Use MPN when barcode is missing
MPN, or manufacturer part number, is often the next best identifier when barcodes are absent or incomplete. It can help narrow to a model family with much more precision than title search alone.
The workflow that actually works
Advanced teams do not rely on one field. They layer fields in sequence.
Step 1: Start with SKU to anchor the known listing
Search the SKU field with deduplication off. That gives you the raw merchant level result, which is exactly what you want at the start. Then confirm the surrounding fields:
- merchant name or merchant ID
- brand
- final price and regular price
- availability or in stock status

This is the moment where many teams avoid a silent mistake. A SKU can be recycled, mistyped, or mapped to a child variant you did not expect. Looking at price, brand, and stock prevents a bad comparison from entering production.

DATASET RECORDS
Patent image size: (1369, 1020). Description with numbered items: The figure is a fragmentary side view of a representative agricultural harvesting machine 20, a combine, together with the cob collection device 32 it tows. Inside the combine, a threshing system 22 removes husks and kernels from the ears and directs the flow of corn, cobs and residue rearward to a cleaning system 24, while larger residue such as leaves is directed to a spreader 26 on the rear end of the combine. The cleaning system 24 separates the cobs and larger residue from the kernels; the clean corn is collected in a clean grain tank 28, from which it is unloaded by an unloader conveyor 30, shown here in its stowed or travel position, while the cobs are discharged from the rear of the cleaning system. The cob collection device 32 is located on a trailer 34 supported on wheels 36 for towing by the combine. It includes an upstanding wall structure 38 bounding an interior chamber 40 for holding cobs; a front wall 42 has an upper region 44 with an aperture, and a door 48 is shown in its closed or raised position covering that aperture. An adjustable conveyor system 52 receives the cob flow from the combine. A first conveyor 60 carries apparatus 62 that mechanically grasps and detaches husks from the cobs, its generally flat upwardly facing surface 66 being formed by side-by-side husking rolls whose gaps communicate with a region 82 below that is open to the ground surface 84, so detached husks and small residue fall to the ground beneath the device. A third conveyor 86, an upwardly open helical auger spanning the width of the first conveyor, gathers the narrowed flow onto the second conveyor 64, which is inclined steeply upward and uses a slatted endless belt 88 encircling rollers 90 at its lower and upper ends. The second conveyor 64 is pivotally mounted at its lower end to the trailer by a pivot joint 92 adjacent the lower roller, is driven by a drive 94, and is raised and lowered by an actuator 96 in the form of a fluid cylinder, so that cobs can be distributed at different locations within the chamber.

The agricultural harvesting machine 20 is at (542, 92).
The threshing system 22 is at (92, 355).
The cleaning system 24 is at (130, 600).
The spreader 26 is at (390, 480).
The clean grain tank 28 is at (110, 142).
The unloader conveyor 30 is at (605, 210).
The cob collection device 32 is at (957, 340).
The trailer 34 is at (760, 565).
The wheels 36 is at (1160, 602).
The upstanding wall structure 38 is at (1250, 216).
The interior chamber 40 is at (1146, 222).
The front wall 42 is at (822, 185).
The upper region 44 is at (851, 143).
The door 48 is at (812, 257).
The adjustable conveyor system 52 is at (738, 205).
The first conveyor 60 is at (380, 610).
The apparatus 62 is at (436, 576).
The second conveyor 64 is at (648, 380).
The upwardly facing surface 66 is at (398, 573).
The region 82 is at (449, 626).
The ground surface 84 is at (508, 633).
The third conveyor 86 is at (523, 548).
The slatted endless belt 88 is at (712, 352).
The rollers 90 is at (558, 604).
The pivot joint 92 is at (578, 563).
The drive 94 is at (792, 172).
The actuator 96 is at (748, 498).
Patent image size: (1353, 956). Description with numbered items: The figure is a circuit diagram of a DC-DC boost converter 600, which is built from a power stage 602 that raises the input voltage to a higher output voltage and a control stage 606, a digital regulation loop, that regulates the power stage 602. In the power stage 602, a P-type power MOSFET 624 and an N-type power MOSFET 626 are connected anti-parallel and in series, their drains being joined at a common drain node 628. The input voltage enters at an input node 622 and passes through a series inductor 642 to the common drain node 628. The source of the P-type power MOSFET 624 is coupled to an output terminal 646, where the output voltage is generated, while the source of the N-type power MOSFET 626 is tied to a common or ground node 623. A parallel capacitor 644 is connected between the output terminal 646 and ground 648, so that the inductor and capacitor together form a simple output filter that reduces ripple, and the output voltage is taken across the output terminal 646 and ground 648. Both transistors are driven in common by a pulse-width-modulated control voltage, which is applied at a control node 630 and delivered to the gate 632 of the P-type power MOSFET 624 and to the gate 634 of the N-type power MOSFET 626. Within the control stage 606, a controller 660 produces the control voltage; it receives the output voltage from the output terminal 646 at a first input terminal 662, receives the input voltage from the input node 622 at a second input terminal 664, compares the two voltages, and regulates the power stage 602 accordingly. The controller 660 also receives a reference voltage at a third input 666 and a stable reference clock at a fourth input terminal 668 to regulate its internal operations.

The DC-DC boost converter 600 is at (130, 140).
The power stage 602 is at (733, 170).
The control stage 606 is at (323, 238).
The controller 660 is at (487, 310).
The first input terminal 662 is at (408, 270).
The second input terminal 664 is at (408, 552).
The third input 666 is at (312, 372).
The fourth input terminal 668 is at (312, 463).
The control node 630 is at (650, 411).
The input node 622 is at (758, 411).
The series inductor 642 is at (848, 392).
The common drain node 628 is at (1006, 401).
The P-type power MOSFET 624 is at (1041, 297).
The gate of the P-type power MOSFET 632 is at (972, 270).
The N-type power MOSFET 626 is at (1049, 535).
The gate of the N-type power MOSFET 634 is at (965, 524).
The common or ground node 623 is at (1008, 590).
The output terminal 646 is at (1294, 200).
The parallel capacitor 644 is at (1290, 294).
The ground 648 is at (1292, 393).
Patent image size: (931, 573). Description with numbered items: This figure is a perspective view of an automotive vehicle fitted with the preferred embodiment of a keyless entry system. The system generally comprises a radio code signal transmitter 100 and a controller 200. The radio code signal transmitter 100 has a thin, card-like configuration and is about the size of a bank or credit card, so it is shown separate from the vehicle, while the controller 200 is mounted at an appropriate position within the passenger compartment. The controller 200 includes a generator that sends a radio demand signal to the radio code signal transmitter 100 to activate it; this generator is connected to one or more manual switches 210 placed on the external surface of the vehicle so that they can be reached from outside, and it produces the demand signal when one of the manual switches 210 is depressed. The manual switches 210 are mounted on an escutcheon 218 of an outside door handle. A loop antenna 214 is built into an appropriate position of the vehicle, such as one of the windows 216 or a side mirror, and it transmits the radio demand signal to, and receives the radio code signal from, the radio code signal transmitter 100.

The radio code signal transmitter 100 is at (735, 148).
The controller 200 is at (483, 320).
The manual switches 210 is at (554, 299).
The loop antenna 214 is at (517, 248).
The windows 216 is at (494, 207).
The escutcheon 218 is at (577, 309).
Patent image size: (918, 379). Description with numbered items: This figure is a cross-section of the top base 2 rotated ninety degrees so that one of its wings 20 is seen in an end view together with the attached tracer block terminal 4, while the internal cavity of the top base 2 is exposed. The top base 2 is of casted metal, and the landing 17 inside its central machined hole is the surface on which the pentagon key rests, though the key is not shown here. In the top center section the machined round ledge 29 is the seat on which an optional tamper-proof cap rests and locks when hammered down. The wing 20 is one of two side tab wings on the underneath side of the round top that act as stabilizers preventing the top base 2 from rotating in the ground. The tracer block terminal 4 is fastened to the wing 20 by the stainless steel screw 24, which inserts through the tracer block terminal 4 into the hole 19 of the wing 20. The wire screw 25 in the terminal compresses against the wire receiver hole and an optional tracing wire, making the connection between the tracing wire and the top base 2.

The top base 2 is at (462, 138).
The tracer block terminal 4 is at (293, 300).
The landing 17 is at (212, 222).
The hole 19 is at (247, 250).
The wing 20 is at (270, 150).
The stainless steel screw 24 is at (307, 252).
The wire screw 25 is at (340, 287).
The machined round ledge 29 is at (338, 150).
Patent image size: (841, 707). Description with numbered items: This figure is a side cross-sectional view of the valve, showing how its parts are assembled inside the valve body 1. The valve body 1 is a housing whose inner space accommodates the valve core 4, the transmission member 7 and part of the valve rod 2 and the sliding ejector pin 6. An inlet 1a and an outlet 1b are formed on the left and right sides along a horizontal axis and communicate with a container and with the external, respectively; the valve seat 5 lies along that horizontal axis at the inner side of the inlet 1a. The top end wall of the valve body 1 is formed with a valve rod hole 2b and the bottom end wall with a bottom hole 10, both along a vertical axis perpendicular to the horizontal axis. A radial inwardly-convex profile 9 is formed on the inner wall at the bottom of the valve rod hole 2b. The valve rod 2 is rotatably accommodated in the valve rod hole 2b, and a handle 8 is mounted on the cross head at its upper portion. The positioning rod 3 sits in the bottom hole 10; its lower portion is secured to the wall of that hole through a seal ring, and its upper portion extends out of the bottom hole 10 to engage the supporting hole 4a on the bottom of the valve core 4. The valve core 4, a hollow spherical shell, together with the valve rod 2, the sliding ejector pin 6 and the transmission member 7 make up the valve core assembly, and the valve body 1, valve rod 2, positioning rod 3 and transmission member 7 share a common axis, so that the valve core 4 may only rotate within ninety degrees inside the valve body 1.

REQUIREMENT 1
Copy the passage from the excerpt on product identifiers from "Use MPN when" up to and including "fields in sequence.".
REQUIREMENT 2
Rewrite the paragraph in the excerpt on product identifiers that begins "This is the moment where many teams" as a shorter version that keeps its main facts.

TASK ANSWER 1
Use MPN when barcode is missing
MPN, or manufacturer part number, is often the next best identifier when barcodes are absent or incomplete. It can help narrow to a model family with much more precision than title search alone.
The workflow that actually works
Advanced teams do not rely on one field. They layer fields in sequence.

TASK ANSWER 2
Checking price, brand, and stock here helps teams avoid a silent mistake. A SKU can be recycled, mistyped, or mapped to an unexpected child variant, and this check keeps a bad comparison out of production.